**RECORDS FOR THIS EXERCISE:**
--------------------

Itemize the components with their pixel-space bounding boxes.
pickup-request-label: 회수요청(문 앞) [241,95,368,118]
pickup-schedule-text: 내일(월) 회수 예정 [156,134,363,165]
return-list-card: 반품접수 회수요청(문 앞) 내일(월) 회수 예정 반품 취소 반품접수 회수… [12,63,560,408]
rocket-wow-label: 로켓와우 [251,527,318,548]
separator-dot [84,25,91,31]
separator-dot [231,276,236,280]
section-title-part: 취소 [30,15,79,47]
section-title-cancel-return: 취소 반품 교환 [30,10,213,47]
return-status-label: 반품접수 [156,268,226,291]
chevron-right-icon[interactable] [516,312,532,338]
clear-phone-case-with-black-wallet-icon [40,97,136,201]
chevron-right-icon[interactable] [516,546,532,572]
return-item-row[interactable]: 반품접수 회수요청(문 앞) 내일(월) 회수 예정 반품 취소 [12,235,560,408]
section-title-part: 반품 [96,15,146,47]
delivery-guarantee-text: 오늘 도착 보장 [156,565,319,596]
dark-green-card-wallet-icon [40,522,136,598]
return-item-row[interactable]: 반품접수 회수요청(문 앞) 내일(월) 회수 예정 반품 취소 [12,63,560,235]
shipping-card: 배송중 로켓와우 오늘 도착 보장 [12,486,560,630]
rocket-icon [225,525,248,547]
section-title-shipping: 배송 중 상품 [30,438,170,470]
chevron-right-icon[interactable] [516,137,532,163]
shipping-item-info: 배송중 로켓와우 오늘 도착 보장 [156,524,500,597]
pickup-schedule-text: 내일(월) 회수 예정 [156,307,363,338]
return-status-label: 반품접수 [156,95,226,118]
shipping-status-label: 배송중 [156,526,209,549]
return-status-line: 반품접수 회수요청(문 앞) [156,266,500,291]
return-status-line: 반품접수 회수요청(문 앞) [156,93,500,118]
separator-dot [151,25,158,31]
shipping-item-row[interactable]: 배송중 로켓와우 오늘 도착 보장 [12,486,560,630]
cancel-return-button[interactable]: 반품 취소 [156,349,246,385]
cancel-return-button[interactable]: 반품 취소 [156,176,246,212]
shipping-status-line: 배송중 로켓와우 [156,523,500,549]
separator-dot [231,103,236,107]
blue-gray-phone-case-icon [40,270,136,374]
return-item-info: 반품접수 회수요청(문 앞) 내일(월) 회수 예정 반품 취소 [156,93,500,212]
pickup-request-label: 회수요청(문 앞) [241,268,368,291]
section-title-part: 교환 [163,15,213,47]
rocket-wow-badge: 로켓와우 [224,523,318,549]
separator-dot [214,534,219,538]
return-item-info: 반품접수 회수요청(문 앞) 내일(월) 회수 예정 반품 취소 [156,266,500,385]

--------------------

**WHAT IS REQUIRED:** Output every line of the data above verbatim, keeping each character, each coordinate, and the original order unchanged.

**RESULT OF THE TASK:**
Itemize the components with their pixel-space bounding boxes.
pickup-request-label: 회수요청(문 앞) [241,95,368,118]
pickup-schedule-text: 내일(월) 회수 예정 [156,134,363,165]
return-list-card: 반품접수 회수요청(문 앞) 내일(월) 회수 예정 반품 취소 반품접수 회수… [12,63,560,408]
rocket-wow-label: 로켓와우 [251,527,318,548]
separator-dot [84,25,91,31]
separator-dot [231,276,236,280]
section-title-part: 취소 [30,15,79,47]
section-title-cancel-return: 취소 반품 교환 [30,10,213,47]
return-status-label: 반품접수 [156,268,226,291]
chevron-right-icon[interactable] [516,312,532,338]
clear-phone-case-with-black-wallet-icon [40,97,136,201]
chevron-right-icon[interactable] [516,546,532,572]
return-item-row[interactable]: 반품접수 회수요청(문 앞) 내일(월) 회수 예정 반품 취소 [12,235,560,408]
section-title-part: 반품 [96,15,146,47]
delivery-guarantee-text: 오늘 도착 보장 [156,565,319,596]
dark-green-card-wallet-icon [40,522,136,598]
return-item-row[interactable]: 반품접수 회수요청(문 앞) 내일(월) 회수 예정 반품 취소 [12,63,560,235]
shipping-card: 배송중 로켓와우 오늘 도착 보장 [12,486,560,630]
rocket-icon [225,525,248,547]
section-title-shipping: 배송 중 상품 [30,438,170,470]
chevron-right-icon[interactable] [516,137,532,163]
shipping-item-info: 배송중 로켓와우 오늘 도착 보장 [156,524,500,597]
pickup-schedule-text: 내일(월) 회수 예정 [156,307,363,338]
return-status-label: 반품접수 [156,95,226,118]
shipping-status-label: 배송중 [156,526,209,549]
return-status-line: 반품접수 회수요청(문 앞) [156,266,500,291]
return-status-line: 반품접수 회수요청(문 앞) [156,93,500,118]
separator-dot [151,25,158,31]
shipping-item-row[interactable]: 배송중 로켓와우 오늘 도착 보장 [12,486,560,630]
cancel-return-button[interactable]: 반품 취소 [156,349,246,385]
cancel-return-button[interactable]: 반품 취소 [156,176,246,212]
shipping-status-line: 배송중 로켓와우 [156,523,500,549]
separator-dot [231,103,236,107]
blue-gray-phone-case-icon [40,270,136,374]
return-item-info: 반품접수 회수요청(문 앞) 내일(월) 회수 예정 반품 취소 [156,93,500,212]
pickup-request-label: 회수요청(문 앞) [241,268,368,291]
section-title-part: 교환 [163,15,213,47]
rocket-wow-badge: 로켓와우 [224,523,318,549]
separator-dot [214,534,219,538]
return-item-info: 반품접수 회수요청(문 앞) 내일(월) 회수 예정 반품 취소 [156,266,500,385]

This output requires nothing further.